Task to complete:
Copy the lines below word for word, leaving out the pictures.

Entries:
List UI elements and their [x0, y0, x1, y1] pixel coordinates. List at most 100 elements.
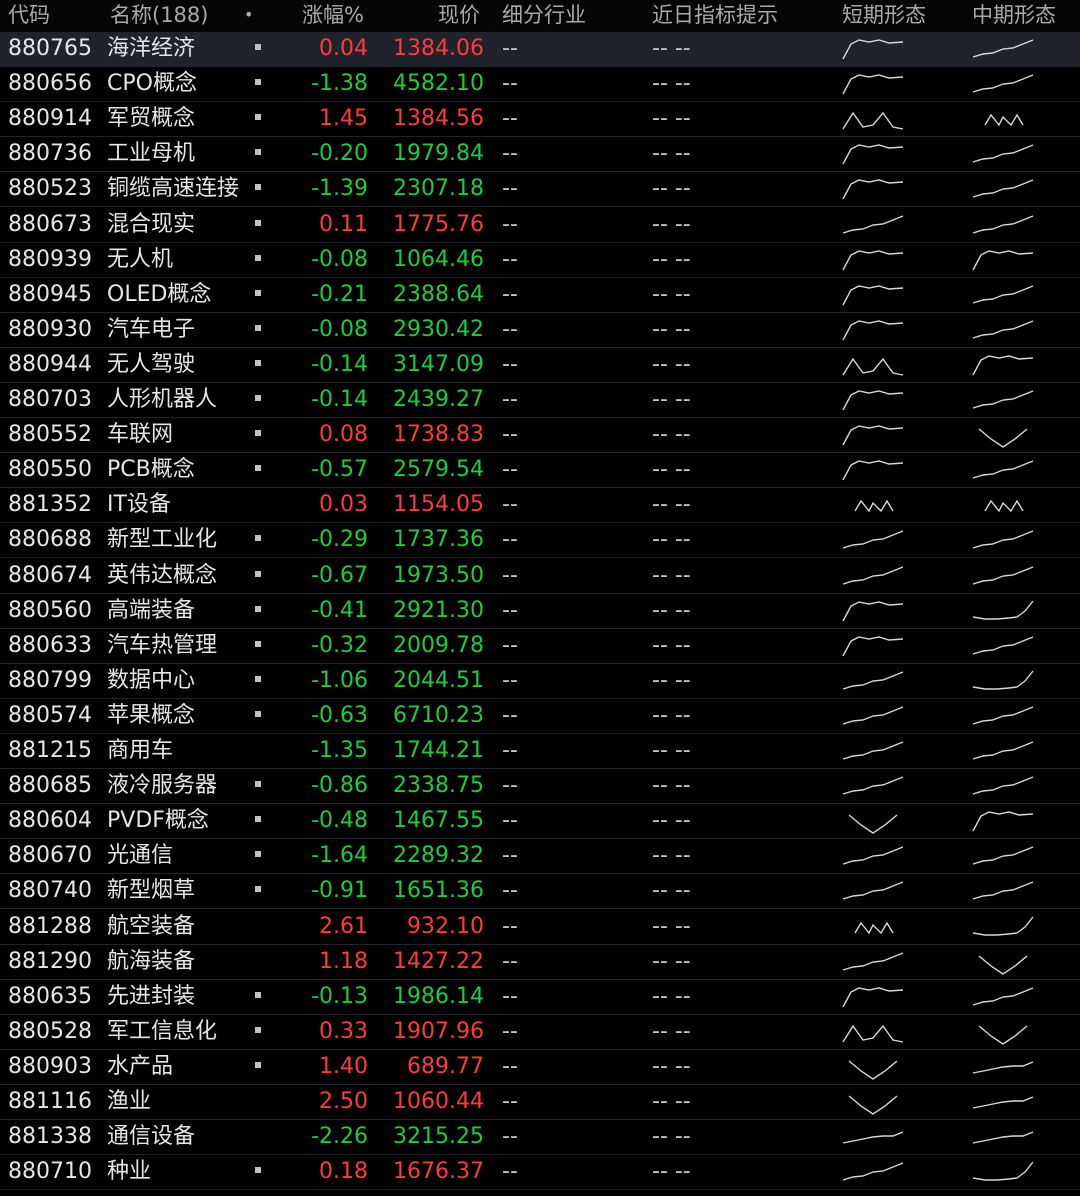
table-row[interactable]: 880903 水产品 1.40 689.77 -- -- -- — [0, 1050, 1080, 1085]
short-shape-sparkline-icon — [842, 320, 904, 341]
table-row[interactable]: 880674 英伟达概念 -0.67 1973.50 -- -- -- — [0, 559, 1080, 594]
industry-cell: -- — [502, 667, 518, 693]
marker-dot — [255, 710, 261, 717]
change-cell: -0.41 — [311, 597, 368, 623]
table-row[interactable]: 880635 先进封装 -0.13 1986.14 -- -- -- — [0, 980, 1080, 1015]
marker-dot — [255, 535, 261, 542]
code-cell: 881352 — [8, 492, 92, 518]
marker-dot — [255, 359, 261, 366]
table-row[interactable]: 880945 OLED概念 -0.21 2388.64 -- -- -- — [0, 278, 1080, 313]
hint-cell: -- -- — [652, 597, 691, 623]
col-short-shape[interactable]: 短期形态 — [842, 1, 926, 29]
marker-dot — [255, 605, 261, 612]
hint-cell: -- -- — [652, 351, 691, 377]
mid-shape-sparkline-icon — [972, 39, 1034, 58]
name-cell: 无人机 — [107, 246, 174, 272]
table-row[interactable]: 881352 IT设备 0.03 1154.05 -- -- -- — [0, 488, 1080, 524]
name-cell: 航空装备 — [107, 913, 196, 939]
col-hint[interactable]: 近日指标提示 — [652, 1, 778, 29]
table-row[interactable]: 880736 工业母机 -0.20 1979.84 -- -- -- — [0, 137, 1080, 173]
hint-cell: -- -- — [652, 176, 691, 202]
change-cell: 0.03 — [319, 492, 368, 518]
table-row[interactable]: 880703 人形机器人 -0.14 2439.27 -- -- -- — [0, 383, 1080, 418]
mid-shape-sparkline-icon — [984, 499, 1024, 513]
price-cell: 689.77 — [407, 1053, 484, 1079]
table-row[interactable]: 881338 通信设备 -2.26 3215.25 -- -- -- — [0, 1120, 1080, 1156]
table-row[interactable]: 881290 航海装备 1.18 1427.22 -- -- -- — [0, 945, 1080, 980]
short-shape-sparkline-icon — [842, 846, 904, 865]
price-cell: 1467.55 — [393, 808, 484, 834]
table-row[interactable]: 880740 新型烟草 -0.91 1651.36 -- -- -- — [0, 874, 1080, 910]
mid-shape-sparkline-icon — [972, 249, 1034, 270]
marker-dot — [255, 675, 261, 682]
mid-shape-sparkline-icon — [972, 987, 1034, 1006]
col-marker[interactable]: • — [244, 1, 253, 29]
table-row[interactable]: 880688 新型工业化 -0.29 1737.36 -- -- -- — [0, 523, 1080, 559]
table-row[interactable]: 880930 汽车电子 -0.08 2930.42 -- -- -- — [0, 313, 1080, 348]
table-row[interactable]: 880656 CPO概念 -1.38 4582.10 -- -- -- — [0, 67, 1080, 103]
code-cell: 880633 — [8, 632, 92, 658]
table-row[interactable]: 880550 PCB概念 -0.57 2579.54 -- -- -- — [0, 453, 1080, 489]
change-cell: -0.08 — [311, 316, 368, 342]
table-row[interactable]: 880944 无人驾驶 -0.14 3147.09 -- -- -- — [0, 348, 1080, 383]
col-name[interactable]: 名称(188) — [110, 1, 208, 29]
marker-dot — [255, 149, 261, 156]
table-row[interactable]: 880685 液冷服务器 -0.86 2338.75 -- -- -- — [0, 769, 1080, 805]
industry-cell: -- — [502, 632, 518, 658]
table-row[interactable]: 880670 光通信 -1.64 2289.32 -- -- -- — [0, 839, 1080, 875]
col-price[interactable]: 现价 — [438, 1, 480, 29]
industry-cell: -- — [502, 281, 518, 307]
hint-cell: -- -- — [652, 457, 691, 483]
code-cell: 880674 — [8, 562, 92, 588]
hint-cell: -- -- — [652, 387, 691, 412]
table-row[interactable]: 880574 苹果概念 -0.63 6710.23 -- -- -- — [0, 699, 1080, 734]
table-row[interactable]: 880673 混合现实 0.11 1775.76 -- -- -- — [0, 208, 1080, 243]
col-industry[interactable]: 细分行业 — [502, 1, 586, 29]
industry-cell: -- — [502, 141, 518, 167]
table-row[interactable]: 880604 PVDF概念 -0.48 1467.55 -- -- -- — [0, 804, 1080, 840]
marker-dot — [255, 184, 261, 191]
table-row[interactable]: 880765 海洋经济 0.04 1384.06 -- -- -- — [0, 32, 1080, 67]
marker-dot — [255, 395, 261, 401]
name-cell: 车联网 — [107, 422, 174, 448]
price-cell: 2289.32 — [393, 843, 484, 869]
table-row[interactable]: 880710 种业 0.18 1676.37 -- -- -- — [0, 1155, 1080, 1191]
code-cell: 880604 — [8, 808, 92, 834]
table-row[interactable]: 880939 无人机 -0.08 1064.46 -- -- -- — [0, 243, 1080, 278]
change-cell: 0.04 — [319, 36, 368, 61]
code-cell: 880688 — [8, 527, 92, 553]
industry-cell: -- — [502, 351, 518, 377]
code-cell: 880930 — [8, 316, 92, 342]
col-change[interactable]: 涨幅% — [302, 1, 364, 29]
code-cell: 880710 — [8, 1159, 92, 1185]
change-cell: -0.20 — [311, 141, 368, 167]
code-cell: 880703 — [8, 387, 92, 412]
mid-shape-sparkline-icon — [972, 846, 1034, 865]
table-row[interactable]: 880633 汽车热管理 -0.32 2009.78 -- -- -- — [0, 629, 1080, 664]
table-row[interactable]: 880528 军工信息化 0.33 1907.96 -- -- -- — [0, 1015, 1080, 1050]
table-row[interactable]: 880552 车联网 0.08 1738.83 -- -- -- — [0, 418, 1080, 454]
industry-cell: -- — [502, 71, 518, 97]
table-row[interactable]: 880914 军贸概念 1.45 1384.56 -- -- -- — [0, 102, 1080, 138]
table-row[interactable]: 881116 渔业 2.50 1060.44 -- -- -- — [0, 1085, 1080, 1120]
marker-dot — [255, 289, 261, 296]
short-shape-sparkline-icon — [848, 814, 898, 835]
change-cell: -0.13 — [311, 983, 368, 1009]
table-row[interactable]: 880523 铜缆高速连接 -1.39 2307.18 -- -- -- — [0, 172, 1080, 208]
table-row[interactable]: 881215 商用车 -1.35 1744.21 -- -- -- — [0, 734, 1080, 769]
table-row[interactable]: 880560 高端装备 -0.41 2921.30 -- -- -- — [0, 594, 1080, 629]
name-cell: CPO概念 — [107, 71, 197, 97]
code-cell: 880552 — [8, 422, 92, 448]
hint-cell: -- -- — [652, 738, 691, 763]
name-cell: 人形机器人 — [107, 387, 218, 412]
code-cell: 880528 — [8, 1018, 92, 1044]
price-cell: 1907.96 — [393, 1018, 484, 1044]
table-row[interactable]: 880799 数据中心 -1.06 2044.51 -- -- -- — [0, 664, 1080, 699]
change-cell: 0.33 — [319, 1018, 368, 1044]
marker-dot — [255, 886, 261, 893]
table-row[interactable]: 881288 航空装备 2.61 932.10 -- -- -- — [0, 910, 1080, 945]
col-code[interactable]: 代码 — [8, 1, 50, 29]
short-shape-sparkline-icon — [842, 530, 904, 550]
hint-cell: -- -- — [652, 141, 691, 167]
col-mid-shape[interactable]: 中期形态 — [972, 1, 1056, 29]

Expected output:
List UI elements and their [x0, y0, x1, y1] pixel coordinates. List at most 100 elements.
table-row[interactable]: 880903 水产品 1.40 689.77 -- -- -- — [0, 1050, 1080, 1085]
short-shape-sparkline-icon — [842, 320, 904, 341]
table-row[interactable]: 880674 英伟达概念 -0.67 1973.50 -- -- -- — [0, 559, 1080, 594]
industry-cell: -- — [502, 667, 518, 693]
marker-dot — [255, 710, 261, 717]
change-cell: -0.41 — [311, 597, 368, 623]
table-row[interactable]: 880635 先进封装 -0.13 1986.14 -- -- -- — [0, 980, 1080, 1015]
marker-dot — [255, 535, 261, 542]
code-cell: 881352 — [8, 492, 92, 518]
marker-dot — [255, 359, 261, 366]
table-row[interactable]: 880945 OLED概念 -0.21 2388.64 -- -- -- — [0, 278, 1080, 313]
hint-cell: -- -- — [652, 597, 691, 623]
col-short-shape[interactable]: 短期形态 — [842, 1, 926, 29]
marker-dot — [255, 605, 261, 612]
hint-cell: -- -- — [652, 351, 691, 377]
mid-shape-sparkline-icon — [972, 39, 1034, 58]
name-cell: 无人机 — [107, 246, 174, 272]
table-row[interactable]: 881352 IT设备 0.03 1154.05 -- -- -- — [0, 488, 1080, 524]
name-cell: 航空装备 — [107, 913, 196, 939]
col-hint[interactable]: 近日指标提示 — [652, 1, 778, 29]
table-row[interactable]: 880736 工业母机 -0.20 1979.84 -- -- -- — [0, 137, 1080, 173]
hint-cell: -- -- — [652, 176, 691, 202]
change-cell: 0.03 — [319, 492, 368, 518]
table-row[interactable]: 880703 人形机器人 -0.14 2439.27 -- -- -- — [0, 383, 1080, 418]
mid-shape-sparkline-icon — [984, 499, 1024, 513]
price-cell: 689.77 — [407, 1053, 484, 1079]
table-row[interactable]: 881338 通信设备 -2.26 3215.25 -- -- -- — [0, 1120, 1080, 1156]
table-row[interactable]: 881290 航海装备 1.18 1427.22 -- -- -- — [0, 945, 1080, 980]
short-shape-sparkline-icon — [842, 846, 904, 865]
price-cell: 1467.55 — [393, 808, 484, 834]
table-row[interactable]: 880740 新型烟草 -0.91 1651.36 -- -- -- — [0, 874, 1080, 910]
mid-shape-sparkline-icon — [972, 249, 1034, 270]
marker-dot — [255, 675, 261, 682]
mid-shape-sparkline-icon — [972, 987, 1034, 1006]
col-marker[interactable]: • — [244, 1, 253, 29]
table-row[interactable]: 880688 新型工业化 -0.29 1737.36 -- -- -- — [0, 523, 1080, 559]
table-row[interactable]: 880930 汽车电子 -0.08 2930.42 -- -- -- — [0, 313, 1080, 348]
table-row[interactable]: 880656 CPO概念 -1.38 4582.10 -- -- -- — [0, 67, 1080, 103]
code-cell: 880633 — [8, 632, 92, 658]
table-row[interactable]: 880550 PCB概念 -0.57 2579.54 -- -- -- — [0, 453, 1080, 489]
change-cell: -0.08 — [311, 316, 368, 342]
table-row[interactable]: 880944 无人驾驶 -0.14 3147.09 -- -- -- — [0, 348, 1080, 383]
col-name[interactable]: 名称(188) — [110, 1, 208, 29]
marker-dot — [255, 149, 261, 156]
table-row[interactable]: 880685 液冷服务器 -0.86 2338.75 -- -- -- — [0, 769, 1080, 805]
industry-cell: -- — [502, 632, 518, 658]
table-row[interactable]: 880670 光通信 -1.64 2289.32 -- -- -- — [0, 839, 1080, 875]
col-price[interactable]: 现价 — [438, 1, 480, 29]
industry-cell: -- — [502, 281, 518, 307]
hint-cell: -- -- — [652, 457, 691, 483]
code-cell: 880674 — [8, 562, 92, 588]
hint-cell: -- -- — [652, 387, 691, 412]
table-row[interactable]: 880574 苹果概念 -0.63 6710.23 -- -- -- — [0, 699, 1080, 734]
table-row[interactable]: 880673 混合现实 0.11 1775.76 -- -- -- — [0, 208, 1080, 243]
col-industry[interactable]: 细分行业 — [502, 1, 586, 29]
industry-cell: -- — [502, 141, 518, 167]
table-row[interactable]: 880604 PVDF概念 -0.48 1467.55 -- -- -- — [0, 804, 1080, 840]
marker-dot — [255, 184, 261, 191]
table-row[interactable]: 880765 海洋经济 0.04 1384.06 -- -- -- — [0, 32, 1080, 67]
marker-dot — [255, 395, 261, 401]
name-cell: 车联网 — [107, 422, 174, 448]
price-cell: 2289.32 — [393, 843, 484, 869]
table-row[interactable]: 880710 种业 0.18 1676.37 -- -- -- — [0, 1155, 1080, 1191]
code-cell: 880604 — [8, 808, 92, 834]
table-row[interactable]: 880939 无人机 -0.08 1064.46 -- -- -- — [0, 243, 1080, 278]
change-cell: 0.04 — [319, 36, 368, 61]
code-cell: 880688 — [8, 527, 92, 553]
industry-cell: -- — [502, 351, 518, 377]
code-cell: 880930 — [8, 316, 92, 342]
col-change[interactable]: 涨幅% — [302, 1, 364, 29]
code-cell: 880710 — [8, 1159, 92, 1185]
change-cell: -0.20 — [311, 141, 368, 167]
code-cell: 880703 — [8, 387, 92, 412]
mid-shape-sparkline-icon — [972, 846, 1034, 865]
table-row[interactable]: 880633 汽车热管理 -0.32 2009.78 -- -- -- — [0, 629, 1080, 664]
table-row[interactable]: 880528 军工信息化 0.33 1907.96 -- -- -- — [0, 1015, 1080, 1050]
table-row[interactable]: 880552 车联网 0.08 1738.83 -- -- -- — [0, 418, 1080, 454]
industry-cell: -- — [502, 71, 518, 97]
table-row[interactable]: 880914 军贸概念 1.45 1384.56 -- -- -- — [0, 102, 1080, 138]
table-row[interactable]: 881116 渔业 2.50 1060.44 -- -- -- — [0, 1085, 1080, 1120]
marker-dot — [255, 289, 261, 296]
short-shape-sparkline-icon — [848, 814, 898, 835]
change-cell: -0.13 — [311, 983, 368, 1009]
table-row[interactable]: 880523 铜缆高速连接 -1.39 2307.18 -- -- -- — [0, 172, 1080, 208]
table-row[interactable]: 881215 商用车 -1.35 1744.21 -- -- -- — [0, 734, 1080, 769]
table-row[interactable]: 880560 高端装备 -0.41 2921.30 -- -- -- — [0, 594, 1080, 629]
name-cell: CPO概念 — [107, 71, 197, 97]
code-cell: 880552 — [8, 422, 92, 448]
hint-cell: -- -- — [652, 738, 691, 763]
name-cell: 人形机器人 — [107, 387, 218, 412]
code-cell: 880528 — [8, 1018, 92, 1044]
price-cell: 1907.96 — [393, 1018, 484, 1044]
table-row[interactable]: 880799 数据中心 -1.06 2044.51 -- -- -- — [0, 664, 1080, 699]
change-cell: 0.33 — [319, 1018, 368, 1044]
marker-dot — [255, 886, 261, 893]
table-row[interactable]: 881288 航空装备 2.61 932.10 -- -- -- — [0, 910, 1080, 945]
col-code[interactable]: 代码 — [8, 1, 50, 29]
short-shape-sparkline-icon — [842, 530, 904, 550]
hint-cell: -- -- — [652, 141, 691, 167]
col-mid-shape[interactable]: 中期形态 — [972, 1, 1056, 29]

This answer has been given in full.